◆ **What you have to do**
Scan the data. Collect each line that contains the word "name".

◆ **Given records**
* BEGIN *

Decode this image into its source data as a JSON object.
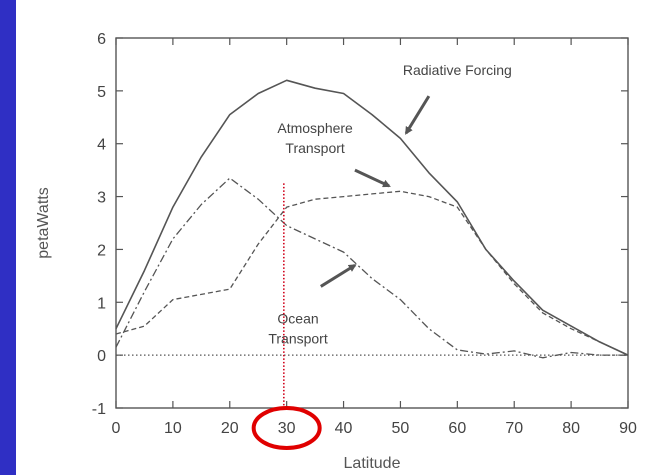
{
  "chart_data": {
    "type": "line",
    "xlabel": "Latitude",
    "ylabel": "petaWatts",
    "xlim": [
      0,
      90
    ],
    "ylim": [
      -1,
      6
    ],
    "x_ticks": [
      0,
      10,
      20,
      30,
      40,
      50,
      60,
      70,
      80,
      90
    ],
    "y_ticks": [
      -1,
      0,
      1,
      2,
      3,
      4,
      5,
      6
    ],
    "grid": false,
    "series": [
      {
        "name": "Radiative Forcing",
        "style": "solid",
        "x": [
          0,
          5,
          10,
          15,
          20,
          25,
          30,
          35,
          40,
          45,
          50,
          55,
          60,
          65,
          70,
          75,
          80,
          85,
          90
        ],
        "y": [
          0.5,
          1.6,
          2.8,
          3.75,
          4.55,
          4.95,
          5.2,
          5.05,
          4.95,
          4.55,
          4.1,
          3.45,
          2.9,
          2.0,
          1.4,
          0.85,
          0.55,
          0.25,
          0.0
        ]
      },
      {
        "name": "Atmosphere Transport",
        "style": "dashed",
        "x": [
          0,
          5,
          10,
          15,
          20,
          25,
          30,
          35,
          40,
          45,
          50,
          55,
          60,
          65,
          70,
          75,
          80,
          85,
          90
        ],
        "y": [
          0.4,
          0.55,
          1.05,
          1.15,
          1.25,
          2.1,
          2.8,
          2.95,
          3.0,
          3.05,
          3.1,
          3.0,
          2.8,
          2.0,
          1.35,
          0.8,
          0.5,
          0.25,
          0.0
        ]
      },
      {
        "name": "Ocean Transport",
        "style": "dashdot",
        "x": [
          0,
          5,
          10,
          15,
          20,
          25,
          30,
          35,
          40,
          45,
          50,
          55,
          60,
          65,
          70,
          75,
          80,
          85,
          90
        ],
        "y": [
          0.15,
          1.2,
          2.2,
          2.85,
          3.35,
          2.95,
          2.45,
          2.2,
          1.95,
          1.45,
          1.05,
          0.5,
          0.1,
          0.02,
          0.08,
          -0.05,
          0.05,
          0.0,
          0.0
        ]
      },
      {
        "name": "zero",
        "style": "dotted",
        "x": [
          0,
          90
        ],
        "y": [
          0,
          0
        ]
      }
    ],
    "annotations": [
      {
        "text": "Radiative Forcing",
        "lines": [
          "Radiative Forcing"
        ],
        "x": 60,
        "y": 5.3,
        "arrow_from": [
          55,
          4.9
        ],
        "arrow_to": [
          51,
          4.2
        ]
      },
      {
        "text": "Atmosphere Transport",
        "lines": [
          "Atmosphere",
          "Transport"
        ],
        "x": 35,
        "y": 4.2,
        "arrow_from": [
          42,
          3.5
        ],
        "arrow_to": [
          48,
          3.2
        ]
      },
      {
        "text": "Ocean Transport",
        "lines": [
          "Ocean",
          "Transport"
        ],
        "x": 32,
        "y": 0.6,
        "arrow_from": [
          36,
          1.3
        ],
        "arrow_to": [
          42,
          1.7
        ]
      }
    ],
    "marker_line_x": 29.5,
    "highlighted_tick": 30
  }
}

* END *

◆ **Answer below**
        "name": "Radiative Forcing",
        "name": "Atmosphere Transport",
        "name": "Ocean Transport",
        "name": "zero",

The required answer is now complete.